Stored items
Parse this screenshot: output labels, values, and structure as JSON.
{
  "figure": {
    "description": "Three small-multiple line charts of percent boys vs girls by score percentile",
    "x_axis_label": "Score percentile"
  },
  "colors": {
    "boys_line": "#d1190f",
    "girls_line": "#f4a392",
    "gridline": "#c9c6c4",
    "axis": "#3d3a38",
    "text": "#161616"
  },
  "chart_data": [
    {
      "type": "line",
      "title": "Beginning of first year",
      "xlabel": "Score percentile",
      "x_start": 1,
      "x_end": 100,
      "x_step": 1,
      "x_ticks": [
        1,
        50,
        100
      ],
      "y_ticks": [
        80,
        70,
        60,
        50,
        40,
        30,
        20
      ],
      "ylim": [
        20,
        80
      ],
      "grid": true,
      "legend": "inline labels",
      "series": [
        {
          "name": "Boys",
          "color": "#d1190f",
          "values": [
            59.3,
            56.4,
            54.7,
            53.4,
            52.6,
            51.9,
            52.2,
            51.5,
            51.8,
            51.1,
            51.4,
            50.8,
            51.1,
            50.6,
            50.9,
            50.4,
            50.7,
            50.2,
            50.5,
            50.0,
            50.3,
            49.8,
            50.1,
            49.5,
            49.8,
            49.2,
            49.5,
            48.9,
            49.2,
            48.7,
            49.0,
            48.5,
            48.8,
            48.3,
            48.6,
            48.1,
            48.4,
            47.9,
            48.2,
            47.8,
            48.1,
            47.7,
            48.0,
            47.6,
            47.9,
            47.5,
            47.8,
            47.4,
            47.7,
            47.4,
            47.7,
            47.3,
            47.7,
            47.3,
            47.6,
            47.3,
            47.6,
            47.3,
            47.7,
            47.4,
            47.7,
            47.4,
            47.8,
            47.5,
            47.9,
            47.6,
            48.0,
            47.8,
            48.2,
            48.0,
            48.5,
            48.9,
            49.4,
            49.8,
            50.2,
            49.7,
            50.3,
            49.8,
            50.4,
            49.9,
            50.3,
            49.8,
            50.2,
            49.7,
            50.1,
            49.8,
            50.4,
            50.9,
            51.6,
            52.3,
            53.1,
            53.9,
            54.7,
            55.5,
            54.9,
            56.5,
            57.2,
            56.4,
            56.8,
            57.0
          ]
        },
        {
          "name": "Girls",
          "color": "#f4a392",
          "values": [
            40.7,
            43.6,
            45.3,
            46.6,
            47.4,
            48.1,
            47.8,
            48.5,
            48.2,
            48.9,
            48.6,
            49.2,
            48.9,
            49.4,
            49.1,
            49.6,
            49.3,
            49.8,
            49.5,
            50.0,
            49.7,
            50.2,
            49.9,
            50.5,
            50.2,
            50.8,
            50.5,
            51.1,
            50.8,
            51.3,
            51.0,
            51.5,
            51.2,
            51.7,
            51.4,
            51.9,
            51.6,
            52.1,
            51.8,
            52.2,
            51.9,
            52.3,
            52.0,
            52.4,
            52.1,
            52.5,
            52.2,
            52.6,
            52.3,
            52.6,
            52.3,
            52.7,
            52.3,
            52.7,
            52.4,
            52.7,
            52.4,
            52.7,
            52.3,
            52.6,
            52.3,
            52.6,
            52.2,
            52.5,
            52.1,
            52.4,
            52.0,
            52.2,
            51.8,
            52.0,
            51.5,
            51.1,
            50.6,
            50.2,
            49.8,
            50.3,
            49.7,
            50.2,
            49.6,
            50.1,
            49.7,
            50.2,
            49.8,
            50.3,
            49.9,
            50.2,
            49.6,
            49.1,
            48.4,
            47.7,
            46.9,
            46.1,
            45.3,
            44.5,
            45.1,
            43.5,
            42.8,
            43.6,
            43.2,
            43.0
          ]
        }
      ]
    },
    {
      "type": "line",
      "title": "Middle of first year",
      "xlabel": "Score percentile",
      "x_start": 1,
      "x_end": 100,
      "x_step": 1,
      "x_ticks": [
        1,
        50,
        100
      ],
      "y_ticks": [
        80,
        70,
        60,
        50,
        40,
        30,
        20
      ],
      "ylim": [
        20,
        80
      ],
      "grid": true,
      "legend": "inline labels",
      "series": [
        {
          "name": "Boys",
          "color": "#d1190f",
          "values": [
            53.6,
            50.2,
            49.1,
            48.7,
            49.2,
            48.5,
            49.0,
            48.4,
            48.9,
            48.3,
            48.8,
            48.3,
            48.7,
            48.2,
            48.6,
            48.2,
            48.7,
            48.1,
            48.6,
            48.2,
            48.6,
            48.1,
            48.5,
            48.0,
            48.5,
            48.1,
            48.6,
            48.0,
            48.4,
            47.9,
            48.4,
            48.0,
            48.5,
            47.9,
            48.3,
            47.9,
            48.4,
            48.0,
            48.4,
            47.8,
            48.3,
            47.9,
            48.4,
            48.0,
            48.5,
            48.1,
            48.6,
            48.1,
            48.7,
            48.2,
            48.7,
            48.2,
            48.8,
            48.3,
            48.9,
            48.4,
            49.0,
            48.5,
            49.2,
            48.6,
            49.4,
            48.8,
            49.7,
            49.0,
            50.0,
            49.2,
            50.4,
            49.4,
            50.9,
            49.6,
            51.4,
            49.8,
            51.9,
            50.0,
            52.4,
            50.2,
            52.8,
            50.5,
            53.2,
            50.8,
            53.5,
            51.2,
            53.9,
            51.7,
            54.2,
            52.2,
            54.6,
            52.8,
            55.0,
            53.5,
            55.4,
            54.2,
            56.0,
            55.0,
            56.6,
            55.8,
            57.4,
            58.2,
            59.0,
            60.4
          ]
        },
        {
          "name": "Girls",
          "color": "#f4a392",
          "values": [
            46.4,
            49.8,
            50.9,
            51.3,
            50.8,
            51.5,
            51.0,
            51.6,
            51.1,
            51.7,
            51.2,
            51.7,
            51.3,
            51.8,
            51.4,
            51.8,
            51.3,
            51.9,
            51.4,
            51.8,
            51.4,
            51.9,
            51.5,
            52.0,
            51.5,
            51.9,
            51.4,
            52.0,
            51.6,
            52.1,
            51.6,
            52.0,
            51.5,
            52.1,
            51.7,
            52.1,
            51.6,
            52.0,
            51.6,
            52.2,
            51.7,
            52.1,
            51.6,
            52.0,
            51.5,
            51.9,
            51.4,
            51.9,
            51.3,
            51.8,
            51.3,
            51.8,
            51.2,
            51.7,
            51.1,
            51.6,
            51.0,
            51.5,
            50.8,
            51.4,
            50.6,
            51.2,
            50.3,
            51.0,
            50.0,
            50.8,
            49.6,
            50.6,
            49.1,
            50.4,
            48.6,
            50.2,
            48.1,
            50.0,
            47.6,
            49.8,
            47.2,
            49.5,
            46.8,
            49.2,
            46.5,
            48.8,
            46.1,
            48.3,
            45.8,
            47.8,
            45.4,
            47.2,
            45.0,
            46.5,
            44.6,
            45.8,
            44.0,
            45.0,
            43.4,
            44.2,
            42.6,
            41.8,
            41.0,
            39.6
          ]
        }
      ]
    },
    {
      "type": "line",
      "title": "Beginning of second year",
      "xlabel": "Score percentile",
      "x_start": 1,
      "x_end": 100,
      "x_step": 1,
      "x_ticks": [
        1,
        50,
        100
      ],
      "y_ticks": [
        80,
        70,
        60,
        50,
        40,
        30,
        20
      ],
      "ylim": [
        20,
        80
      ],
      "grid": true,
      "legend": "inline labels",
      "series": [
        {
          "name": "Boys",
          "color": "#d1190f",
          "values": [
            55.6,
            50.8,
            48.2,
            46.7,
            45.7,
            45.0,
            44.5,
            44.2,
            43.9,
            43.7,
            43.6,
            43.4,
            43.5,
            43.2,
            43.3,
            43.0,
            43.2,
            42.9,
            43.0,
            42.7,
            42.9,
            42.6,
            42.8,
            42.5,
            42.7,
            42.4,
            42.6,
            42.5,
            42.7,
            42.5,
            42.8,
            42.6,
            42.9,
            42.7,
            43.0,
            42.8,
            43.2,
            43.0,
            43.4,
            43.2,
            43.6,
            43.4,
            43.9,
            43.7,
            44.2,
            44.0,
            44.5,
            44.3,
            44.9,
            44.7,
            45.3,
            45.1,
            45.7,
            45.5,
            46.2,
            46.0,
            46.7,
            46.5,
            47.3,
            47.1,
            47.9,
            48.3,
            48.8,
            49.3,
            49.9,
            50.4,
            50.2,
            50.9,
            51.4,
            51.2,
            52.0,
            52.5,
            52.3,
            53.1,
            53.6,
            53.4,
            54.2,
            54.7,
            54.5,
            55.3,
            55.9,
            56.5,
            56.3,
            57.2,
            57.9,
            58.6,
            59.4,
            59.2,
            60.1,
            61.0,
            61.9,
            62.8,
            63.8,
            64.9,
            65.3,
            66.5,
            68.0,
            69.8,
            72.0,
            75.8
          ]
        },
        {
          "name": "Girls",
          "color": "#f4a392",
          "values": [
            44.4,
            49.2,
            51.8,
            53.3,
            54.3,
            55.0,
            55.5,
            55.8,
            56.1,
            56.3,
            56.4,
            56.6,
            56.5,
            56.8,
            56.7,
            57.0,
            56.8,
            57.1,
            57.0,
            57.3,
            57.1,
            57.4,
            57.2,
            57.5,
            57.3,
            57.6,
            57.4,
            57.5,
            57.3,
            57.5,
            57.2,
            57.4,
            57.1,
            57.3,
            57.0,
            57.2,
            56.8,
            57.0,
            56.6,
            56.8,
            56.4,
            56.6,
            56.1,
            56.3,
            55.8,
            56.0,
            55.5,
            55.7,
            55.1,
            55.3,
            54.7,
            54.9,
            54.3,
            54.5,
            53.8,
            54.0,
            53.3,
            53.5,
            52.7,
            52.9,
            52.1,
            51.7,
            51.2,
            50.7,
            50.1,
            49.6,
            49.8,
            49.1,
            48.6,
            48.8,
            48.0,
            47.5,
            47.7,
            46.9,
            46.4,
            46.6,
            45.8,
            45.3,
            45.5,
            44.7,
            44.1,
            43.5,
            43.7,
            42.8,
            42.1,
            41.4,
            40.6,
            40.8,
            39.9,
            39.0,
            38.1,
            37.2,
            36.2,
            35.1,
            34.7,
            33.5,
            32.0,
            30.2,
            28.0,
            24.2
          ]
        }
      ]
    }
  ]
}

- [WHAT TO DO]:
Scan the lines for the string "title". Pick out every line that has it.

- [THE COMPLETED TASK]:
      "title": "Beginning of first year",
      "title": "Middle of first year",
      "title": "Beginning of second year",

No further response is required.